# EXERCISE REQUIREMENTS
(1) Answer these questions from the forum discussion about LNG:
(a) Which two places are named in the opening remark about when LNG is used?
(b) What capacity is given for a more typical LNG tanker?
(c) Which company is said to have put the writer on a flexible tariff?
(2) List every proper name of a place, country or company that appears in the forum discussion about LNG.
(3) Write the next post in the forum discussion about LNG, following on from its final post.

LNG is normally only really used when the therm is high. With isle of grain and Milford haven

Remember when it comes to LNG on ships you have to multiply the volume by up to 15 and more depending on mixture for natural gas. As no pipeline in the UK moves LNG it's all in a gas composition.
ok 10% more than I suggested,

moreover, thanks, so, a more typical 0.15mscm lng tanker, scaling volume by 15, could represent 2.25mscm , more than a days UK consumption
now looking some links suggest volume might be scaled by 600 ?

I had thought 0.15mscm tanker capacity, was already de-scaled - but seems that much volume is inside 'just' a tank of radius 32m.
 
So the absolute ******* over at EON have put us on a flexible tariff rather than a direct debit that pays what we use. Even though they said they hadn’t moved our fixed tariff. At a hugely inflated cost of course and haven’t given our credit back either. What absolute *******. I ******* hate this country.

# EXTRACTED MATERIAL
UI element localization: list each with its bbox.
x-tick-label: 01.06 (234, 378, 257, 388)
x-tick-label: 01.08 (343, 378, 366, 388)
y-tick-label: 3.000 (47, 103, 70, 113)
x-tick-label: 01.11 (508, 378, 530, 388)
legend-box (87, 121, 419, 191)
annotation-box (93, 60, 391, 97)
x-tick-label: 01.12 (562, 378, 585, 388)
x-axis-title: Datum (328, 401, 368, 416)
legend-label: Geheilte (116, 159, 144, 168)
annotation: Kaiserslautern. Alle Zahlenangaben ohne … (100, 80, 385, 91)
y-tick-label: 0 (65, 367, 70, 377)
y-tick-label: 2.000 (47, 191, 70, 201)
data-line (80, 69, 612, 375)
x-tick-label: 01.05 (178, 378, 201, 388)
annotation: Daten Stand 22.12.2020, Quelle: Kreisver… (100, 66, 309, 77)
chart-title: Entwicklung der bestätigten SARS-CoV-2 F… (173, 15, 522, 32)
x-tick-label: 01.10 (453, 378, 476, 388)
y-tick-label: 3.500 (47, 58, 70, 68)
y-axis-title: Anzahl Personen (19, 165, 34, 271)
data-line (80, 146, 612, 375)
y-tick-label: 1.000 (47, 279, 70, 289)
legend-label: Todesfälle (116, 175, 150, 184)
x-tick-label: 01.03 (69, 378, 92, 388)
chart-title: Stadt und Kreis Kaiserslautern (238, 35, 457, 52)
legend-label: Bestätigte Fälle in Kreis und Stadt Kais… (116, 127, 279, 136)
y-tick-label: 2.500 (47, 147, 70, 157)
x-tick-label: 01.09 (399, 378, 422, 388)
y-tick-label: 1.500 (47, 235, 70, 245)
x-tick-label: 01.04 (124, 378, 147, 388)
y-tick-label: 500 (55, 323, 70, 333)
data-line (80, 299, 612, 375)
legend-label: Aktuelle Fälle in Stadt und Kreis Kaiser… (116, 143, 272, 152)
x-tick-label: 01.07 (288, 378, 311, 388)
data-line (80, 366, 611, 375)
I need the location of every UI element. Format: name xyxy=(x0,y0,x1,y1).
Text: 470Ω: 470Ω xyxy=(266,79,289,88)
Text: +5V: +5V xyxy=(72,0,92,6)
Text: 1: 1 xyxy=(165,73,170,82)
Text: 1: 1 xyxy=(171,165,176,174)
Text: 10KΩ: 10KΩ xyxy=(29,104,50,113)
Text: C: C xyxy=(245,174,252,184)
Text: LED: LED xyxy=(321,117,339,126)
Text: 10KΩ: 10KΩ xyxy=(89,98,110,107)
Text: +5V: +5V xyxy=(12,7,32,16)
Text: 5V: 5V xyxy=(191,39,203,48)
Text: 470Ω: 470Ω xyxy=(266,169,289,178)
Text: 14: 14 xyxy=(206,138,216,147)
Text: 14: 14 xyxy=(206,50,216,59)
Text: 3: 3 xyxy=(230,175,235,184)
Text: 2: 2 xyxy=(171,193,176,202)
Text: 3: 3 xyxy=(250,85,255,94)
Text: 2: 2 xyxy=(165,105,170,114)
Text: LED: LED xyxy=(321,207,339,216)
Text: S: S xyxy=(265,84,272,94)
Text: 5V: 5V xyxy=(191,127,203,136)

# TASK-BY-TASK ANSWERS
(1)
(a) Isle of Grain and Milford Haven
(b) 0.15 mscm
(c) EON

(2)
isle of grain
Milford haven
UK
EON

(3)
Just checked mine and my electric has been moved to the SVR and gas left on fixed tariff.. all without telling me.
 
Just checked mine and my electric has been moved to the SVR and gas left on fixed tariff.. all without telling me.

We were even told it wouldn’t change. Some moron has confused variable direct debit and variable tariff. I’m fuming. At least we have it in writing still, but I guarantee they’ll say we can’t go back.
 
Just checked mine and my electric has been moved to the SVR and gas left on fixed tariff.. all without telling me.

This is odd. In my bill both my electricity and my gas are based on the Eon fixed V19 tariff minus what the government stated we should get off of each. Then below that section I get a further reduction reducing my rates down to the SVR cap level.

Both Gas and Electricity are labelled as being Next Flex though. I'm not really fussed about that bit. I can see the numbers all align so that's all that matters to me at the moment.

Next Flex (6th October 2022 - 5th November 2022)
Energy Used 174.6 kWh @ 49.59p/kWh £86.60
Energy Price Guarantee 174.6 kWh @ 17.00p/kWh -£29.68
Standing Charge 31 days @ 42.298p/day £13.11

Next Flex (6th October 2022 - 5th November 2022)
Energy Used* 76.9 kWh @ 14.175p/kWh £10.90
Energy Price Guarantee 76.9 kWh @ 4.22p/kWh -£3.24
Standing Charge 31 days @ 27.128p/day £8.41
 
We’re getting the government discount still, but once that ends we’ll be well over what we were 43>53p elec and 10>15 gas. Next loyalty 24 was a much better deal for us, it all soon adds up.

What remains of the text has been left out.